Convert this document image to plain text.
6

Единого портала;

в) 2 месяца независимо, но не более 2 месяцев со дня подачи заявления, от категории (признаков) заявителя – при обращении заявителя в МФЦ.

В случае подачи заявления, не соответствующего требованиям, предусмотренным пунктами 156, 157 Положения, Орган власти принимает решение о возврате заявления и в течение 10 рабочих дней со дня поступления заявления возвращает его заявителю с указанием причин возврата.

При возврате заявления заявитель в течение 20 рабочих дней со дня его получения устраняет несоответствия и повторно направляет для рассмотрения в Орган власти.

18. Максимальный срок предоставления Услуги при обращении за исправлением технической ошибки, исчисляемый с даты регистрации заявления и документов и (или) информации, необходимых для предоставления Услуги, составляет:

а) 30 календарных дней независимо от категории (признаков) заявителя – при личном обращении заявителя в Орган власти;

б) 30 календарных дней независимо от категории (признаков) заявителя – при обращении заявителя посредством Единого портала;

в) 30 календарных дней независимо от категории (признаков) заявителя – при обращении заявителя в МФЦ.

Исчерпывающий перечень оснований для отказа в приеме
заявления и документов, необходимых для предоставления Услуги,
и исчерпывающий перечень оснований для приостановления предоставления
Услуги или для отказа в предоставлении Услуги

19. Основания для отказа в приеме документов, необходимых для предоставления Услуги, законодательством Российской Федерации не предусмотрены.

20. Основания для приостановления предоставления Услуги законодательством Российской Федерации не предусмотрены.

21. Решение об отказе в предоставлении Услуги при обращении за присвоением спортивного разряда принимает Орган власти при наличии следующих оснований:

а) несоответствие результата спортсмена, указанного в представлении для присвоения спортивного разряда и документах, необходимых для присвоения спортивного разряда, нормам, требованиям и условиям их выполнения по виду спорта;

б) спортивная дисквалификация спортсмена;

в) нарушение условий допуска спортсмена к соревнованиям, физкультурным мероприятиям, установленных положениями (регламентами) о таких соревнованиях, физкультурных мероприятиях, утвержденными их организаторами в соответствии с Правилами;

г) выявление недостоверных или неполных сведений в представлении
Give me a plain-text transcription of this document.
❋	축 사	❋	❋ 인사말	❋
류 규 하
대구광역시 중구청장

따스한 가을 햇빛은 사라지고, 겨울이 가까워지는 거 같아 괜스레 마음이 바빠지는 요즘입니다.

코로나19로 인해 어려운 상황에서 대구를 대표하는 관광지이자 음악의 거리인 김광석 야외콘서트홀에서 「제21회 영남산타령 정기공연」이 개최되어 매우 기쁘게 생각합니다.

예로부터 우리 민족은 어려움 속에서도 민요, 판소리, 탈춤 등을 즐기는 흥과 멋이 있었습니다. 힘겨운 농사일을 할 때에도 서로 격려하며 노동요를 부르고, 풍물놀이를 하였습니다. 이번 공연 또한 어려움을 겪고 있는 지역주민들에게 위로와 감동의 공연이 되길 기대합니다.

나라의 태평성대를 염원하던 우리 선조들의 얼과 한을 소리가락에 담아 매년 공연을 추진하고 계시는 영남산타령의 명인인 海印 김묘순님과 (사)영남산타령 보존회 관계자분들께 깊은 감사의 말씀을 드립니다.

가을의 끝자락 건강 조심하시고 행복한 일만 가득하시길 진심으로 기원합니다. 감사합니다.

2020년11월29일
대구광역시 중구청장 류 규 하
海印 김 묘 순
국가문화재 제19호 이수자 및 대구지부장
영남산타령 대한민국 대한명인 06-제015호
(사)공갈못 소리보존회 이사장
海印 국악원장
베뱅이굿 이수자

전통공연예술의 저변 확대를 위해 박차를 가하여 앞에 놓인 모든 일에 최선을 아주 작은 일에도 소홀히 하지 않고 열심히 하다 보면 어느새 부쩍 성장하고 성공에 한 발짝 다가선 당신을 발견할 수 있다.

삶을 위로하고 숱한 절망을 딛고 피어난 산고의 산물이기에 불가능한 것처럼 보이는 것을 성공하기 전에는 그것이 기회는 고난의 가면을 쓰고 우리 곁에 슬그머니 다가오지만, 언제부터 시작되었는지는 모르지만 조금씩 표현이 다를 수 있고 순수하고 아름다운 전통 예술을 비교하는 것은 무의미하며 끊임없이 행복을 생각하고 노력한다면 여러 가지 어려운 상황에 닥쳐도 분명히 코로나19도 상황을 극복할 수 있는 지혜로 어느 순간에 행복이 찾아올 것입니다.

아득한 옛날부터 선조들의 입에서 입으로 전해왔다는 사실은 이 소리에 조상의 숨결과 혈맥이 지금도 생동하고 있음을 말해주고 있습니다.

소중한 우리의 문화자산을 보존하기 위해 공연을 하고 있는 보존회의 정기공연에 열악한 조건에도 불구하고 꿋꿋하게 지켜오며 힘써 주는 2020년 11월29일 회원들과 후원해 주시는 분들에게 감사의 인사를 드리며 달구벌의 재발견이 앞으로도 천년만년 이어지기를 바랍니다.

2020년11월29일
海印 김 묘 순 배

########

Extract all lines from the data in which "text" is found.

Convert this document image to plain text.
Give me a plain-text transcription of this document.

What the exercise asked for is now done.